**Instructions to follow:** Please format the entries from the line with "wire: gray wire" to the line with "wire: red stub under" as a Markdown table with the columns No. and Line, numbering each line and skipping blank lines.

**Provided entries:**
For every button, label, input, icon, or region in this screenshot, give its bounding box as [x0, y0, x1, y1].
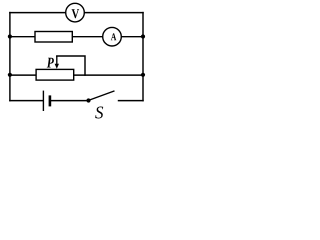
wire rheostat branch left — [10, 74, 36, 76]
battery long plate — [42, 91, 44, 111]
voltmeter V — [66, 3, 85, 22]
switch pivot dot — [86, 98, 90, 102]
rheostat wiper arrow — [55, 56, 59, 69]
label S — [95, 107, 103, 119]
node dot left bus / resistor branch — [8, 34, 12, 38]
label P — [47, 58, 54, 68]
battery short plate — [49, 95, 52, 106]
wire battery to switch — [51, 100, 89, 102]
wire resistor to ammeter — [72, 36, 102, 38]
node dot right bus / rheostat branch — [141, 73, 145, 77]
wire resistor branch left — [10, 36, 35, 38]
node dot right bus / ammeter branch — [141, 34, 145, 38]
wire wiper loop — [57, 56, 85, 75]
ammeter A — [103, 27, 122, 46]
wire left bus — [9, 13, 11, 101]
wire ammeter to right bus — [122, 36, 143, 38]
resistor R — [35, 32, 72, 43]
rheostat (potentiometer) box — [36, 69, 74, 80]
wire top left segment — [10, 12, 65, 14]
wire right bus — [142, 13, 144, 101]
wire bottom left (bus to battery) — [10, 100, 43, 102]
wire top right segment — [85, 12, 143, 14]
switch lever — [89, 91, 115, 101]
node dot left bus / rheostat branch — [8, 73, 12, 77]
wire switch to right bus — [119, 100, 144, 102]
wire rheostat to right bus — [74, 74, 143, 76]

==

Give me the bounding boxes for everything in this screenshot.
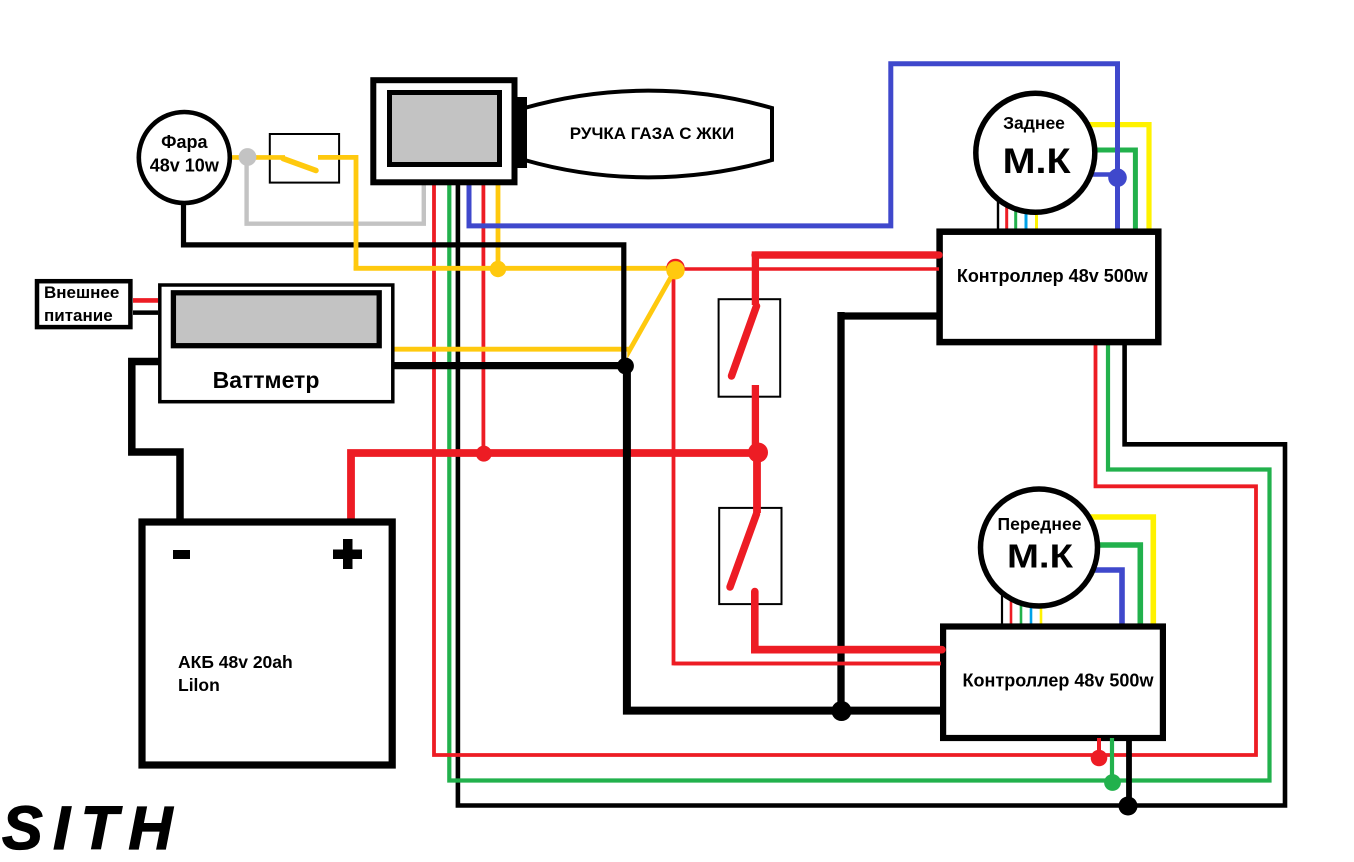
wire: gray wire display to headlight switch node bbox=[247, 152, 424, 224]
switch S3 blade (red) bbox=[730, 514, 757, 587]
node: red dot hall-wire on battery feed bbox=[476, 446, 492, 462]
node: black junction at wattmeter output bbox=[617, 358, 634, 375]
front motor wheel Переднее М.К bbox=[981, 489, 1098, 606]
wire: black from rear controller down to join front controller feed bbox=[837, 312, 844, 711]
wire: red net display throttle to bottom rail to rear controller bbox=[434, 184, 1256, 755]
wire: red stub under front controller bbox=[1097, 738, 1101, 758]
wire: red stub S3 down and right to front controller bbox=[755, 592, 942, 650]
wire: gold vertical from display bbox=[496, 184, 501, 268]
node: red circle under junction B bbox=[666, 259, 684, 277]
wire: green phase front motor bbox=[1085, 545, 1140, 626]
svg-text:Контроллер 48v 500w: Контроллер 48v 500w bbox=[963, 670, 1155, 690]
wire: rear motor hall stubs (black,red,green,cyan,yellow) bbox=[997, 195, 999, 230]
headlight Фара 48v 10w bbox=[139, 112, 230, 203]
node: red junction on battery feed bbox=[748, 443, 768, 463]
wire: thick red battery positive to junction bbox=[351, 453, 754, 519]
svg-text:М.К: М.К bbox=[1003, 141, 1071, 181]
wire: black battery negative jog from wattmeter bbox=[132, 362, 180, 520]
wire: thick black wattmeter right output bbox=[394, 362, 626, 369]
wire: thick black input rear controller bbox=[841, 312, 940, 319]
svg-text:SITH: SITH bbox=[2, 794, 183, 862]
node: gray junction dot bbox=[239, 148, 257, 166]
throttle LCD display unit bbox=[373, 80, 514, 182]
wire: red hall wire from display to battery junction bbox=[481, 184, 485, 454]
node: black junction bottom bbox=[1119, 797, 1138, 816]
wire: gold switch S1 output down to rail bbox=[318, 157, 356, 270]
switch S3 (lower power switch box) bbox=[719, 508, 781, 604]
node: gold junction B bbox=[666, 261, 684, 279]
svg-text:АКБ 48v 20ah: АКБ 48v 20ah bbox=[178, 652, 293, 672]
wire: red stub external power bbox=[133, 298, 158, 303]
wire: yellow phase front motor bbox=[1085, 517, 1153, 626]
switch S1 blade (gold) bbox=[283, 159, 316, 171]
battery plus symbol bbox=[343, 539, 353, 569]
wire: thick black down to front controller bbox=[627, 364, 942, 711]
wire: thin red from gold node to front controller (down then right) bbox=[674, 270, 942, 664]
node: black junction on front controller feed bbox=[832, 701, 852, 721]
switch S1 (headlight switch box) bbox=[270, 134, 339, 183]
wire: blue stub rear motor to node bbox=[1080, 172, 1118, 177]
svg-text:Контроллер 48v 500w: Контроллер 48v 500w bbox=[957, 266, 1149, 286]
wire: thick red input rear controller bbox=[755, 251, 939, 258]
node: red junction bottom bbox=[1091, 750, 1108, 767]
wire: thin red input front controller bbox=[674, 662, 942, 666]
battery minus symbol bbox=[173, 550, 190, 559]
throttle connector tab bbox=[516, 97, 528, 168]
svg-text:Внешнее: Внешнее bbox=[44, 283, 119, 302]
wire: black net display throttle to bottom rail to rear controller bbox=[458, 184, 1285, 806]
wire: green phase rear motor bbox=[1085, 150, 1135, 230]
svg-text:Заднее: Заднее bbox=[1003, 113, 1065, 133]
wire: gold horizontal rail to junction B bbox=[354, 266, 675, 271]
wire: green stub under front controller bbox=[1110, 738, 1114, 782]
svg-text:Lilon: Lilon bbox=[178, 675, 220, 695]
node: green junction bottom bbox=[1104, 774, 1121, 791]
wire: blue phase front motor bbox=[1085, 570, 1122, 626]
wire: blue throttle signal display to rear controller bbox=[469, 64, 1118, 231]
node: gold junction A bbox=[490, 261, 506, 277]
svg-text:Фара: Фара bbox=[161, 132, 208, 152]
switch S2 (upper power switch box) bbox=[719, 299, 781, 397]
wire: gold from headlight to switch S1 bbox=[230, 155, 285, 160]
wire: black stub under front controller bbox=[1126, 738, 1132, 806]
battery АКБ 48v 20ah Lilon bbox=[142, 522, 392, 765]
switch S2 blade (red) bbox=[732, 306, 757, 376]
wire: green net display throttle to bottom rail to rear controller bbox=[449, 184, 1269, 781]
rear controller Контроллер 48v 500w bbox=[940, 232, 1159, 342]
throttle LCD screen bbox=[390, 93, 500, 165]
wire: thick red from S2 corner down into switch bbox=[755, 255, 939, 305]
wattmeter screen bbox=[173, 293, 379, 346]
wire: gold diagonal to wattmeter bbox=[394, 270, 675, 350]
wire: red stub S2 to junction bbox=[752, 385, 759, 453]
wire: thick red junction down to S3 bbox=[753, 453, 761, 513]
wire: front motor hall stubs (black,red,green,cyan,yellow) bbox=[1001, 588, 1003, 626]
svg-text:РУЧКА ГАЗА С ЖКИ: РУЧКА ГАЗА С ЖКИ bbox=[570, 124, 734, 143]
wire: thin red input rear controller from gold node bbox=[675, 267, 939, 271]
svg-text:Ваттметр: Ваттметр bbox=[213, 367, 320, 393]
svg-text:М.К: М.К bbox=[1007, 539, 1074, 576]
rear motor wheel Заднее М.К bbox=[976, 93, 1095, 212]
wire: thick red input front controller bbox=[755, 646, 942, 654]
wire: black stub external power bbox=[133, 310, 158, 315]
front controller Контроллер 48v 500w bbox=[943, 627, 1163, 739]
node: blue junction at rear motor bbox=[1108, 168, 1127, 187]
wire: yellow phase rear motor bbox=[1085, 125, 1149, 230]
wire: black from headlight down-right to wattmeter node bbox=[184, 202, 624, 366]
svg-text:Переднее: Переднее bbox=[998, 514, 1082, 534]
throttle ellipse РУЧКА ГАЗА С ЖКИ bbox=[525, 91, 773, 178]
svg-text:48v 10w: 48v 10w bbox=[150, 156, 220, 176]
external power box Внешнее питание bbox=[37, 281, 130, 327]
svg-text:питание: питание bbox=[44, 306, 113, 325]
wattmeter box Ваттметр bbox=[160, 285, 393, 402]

---

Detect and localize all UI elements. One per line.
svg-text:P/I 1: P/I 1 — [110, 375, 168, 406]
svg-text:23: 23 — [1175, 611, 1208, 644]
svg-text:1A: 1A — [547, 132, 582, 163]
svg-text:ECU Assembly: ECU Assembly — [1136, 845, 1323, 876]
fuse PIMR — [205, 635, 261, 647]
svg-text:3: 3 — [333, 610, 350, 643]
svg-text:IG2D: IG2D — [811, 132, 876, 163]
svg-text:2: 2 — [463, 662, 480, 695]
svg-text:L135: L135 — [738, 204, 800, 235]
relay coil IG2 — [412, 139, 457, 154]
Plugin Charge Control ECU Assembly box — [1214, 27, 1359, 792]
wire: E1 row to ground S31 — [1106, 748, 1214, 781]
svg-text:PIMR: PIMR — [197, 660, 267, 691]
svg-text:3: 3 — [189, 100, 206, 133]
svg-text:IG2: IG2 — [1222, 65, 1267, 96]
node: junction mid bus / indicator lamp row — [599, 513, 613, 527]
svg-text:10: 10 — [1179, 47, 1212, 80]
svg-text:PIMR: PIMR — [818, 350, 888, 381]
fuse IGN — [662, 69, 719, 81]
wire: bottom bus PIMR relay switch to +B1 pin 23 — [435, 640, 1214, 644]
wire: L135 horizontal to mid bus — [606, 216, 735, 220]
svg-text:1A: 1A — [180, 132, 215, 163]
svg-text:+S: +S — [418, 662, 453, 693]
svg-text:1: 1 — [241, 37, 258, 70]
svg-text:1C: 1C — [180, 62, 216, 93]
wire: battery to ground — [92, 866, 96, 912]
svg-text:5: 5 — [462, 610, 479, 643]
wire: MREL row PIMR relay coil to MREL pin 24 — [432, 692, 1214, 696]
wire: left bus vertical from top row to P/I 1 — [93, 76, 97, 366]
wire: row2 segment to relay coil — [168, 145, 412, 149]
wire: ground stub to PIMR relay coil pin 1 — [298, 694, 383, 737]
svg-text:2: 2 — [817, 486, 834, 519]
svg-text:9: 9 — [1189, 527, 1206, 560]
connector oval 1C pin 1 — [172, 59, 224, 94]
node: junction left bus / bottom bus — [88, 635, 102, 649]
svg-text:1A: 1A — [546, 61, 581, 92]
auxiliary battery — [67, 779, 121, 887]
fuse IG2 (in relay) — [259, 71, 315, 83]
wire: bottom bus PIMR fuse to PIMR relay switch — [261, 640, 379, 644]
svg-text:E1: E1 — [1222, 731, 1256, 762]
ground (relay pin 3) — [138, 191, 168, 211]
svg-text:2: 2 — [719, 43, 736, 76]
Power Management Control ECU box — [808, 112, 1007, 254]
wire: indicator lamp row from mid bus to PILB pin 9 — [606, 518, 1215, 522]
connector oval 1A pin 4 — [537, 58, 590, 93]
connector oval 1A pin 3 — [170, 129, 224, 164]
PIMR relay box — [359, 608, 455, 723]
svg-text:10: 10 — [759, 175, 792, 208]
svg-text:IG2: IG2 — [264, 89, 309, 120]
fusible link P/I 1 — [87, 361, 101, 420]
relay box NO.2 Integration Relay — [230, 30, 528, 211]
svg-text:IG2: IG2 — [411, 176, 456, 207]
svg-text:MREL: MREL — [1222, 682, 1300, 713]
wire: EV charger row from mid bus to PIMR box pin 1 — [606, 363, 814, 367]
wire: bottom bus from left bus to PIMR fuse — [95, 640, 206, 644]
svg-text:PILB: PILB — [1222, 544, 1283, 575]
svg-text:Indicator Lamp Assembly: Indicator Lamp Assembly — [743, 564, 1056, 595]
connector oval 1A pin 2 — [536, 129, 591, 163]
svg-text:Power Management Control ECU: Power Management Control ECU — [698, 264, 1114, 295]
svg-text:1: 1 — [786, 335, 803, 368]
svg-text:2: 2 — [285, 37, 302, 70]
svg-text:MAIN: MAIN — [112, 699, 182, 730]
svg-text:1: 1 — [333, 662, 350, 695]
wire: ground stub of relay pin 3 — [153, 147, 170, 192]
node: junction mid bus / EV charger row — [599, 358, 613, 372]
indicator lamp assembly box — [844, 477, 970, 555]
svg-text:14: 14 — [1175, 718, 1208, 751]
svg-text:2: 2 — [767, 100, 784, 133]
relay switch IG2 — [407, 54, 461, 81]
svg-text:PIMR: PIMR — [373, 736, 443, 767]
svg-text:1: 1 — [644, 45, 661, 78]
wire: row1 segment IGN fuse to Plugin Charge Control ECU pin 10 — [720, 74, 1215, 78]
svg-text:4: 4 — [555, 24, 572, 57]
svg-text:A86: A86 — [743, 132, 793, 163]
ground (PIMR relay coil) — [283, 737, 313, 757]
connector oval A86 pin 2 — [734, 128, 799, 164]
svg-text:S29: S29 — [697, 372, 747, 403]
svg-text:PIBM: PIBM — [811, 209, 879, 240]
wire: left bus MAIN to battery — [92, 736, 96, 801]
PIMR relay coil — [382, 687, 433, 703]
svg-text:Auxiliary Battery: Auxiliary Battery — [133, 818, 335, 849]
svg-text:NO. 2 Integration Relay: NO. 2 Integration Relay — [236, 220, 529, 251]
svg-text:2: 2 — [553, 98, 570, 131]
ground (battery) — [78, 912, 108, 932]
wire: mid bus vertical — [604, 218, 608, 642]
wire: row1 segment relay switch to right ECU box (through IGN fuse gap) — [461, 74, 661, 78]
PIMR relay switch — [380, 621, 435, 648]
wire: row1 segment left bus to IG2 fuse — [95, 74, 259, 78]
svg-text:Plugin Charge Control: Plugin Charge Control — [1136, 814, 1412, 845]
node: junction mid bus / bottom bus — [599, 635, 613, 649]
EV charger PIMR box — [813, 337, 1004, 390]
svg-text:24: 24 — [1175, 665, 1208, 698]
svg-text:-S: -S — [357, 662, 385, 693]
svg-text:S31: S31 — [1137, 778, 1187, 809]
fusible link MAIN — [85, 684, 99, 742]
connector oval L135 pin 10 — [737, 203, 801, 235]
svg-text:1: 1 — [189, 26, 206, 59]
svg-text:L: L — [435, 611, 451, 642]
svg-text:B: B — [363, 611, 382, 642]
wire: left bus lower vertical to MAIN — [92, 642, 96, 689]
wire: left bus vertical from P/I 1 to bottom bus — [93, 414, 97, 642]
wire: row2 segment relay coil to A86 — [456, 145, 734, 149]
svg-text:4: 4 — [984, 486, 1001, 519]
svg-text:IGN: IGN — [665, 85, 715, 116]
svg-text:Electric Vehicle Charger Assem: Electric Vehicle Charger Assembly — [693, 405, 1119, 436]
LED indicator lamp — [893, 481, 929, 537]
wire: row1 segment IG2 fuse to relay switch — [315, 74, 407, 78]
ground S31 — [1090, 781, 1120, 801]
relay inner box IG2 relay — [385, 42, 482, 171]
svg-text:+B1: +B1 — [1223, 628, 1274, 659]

**Task output:**
| No. | Line |
|---|---|
| 1 | wire: gray wire display to headlight switch node bbox=[247, 152, 424, 224] |
| 2 | switch S3 blade (red) bbox=[730, 514, 757, 587] |
| 3 | node: red dot hall-wire on battery feed bbox=[476, 446, 492, 462] |
| 4 | node: black junction at wattmeter output bbox=[617, 358, 634, 375] |
| 5 | front motor wheel Переднее М.К bbox=[981, 489, 1098, 606] |
| 6 | wire: black from rear controller down to join front controller feed bbox=[837, 312, 844, 711] |
| 7 | wire: red net display throttle to bottom rail to rear controller bbox=[434, 184, 1256, 755] |
| 8 | wire: red stub under front controller bbox=[1097, 738, 1101, 758] |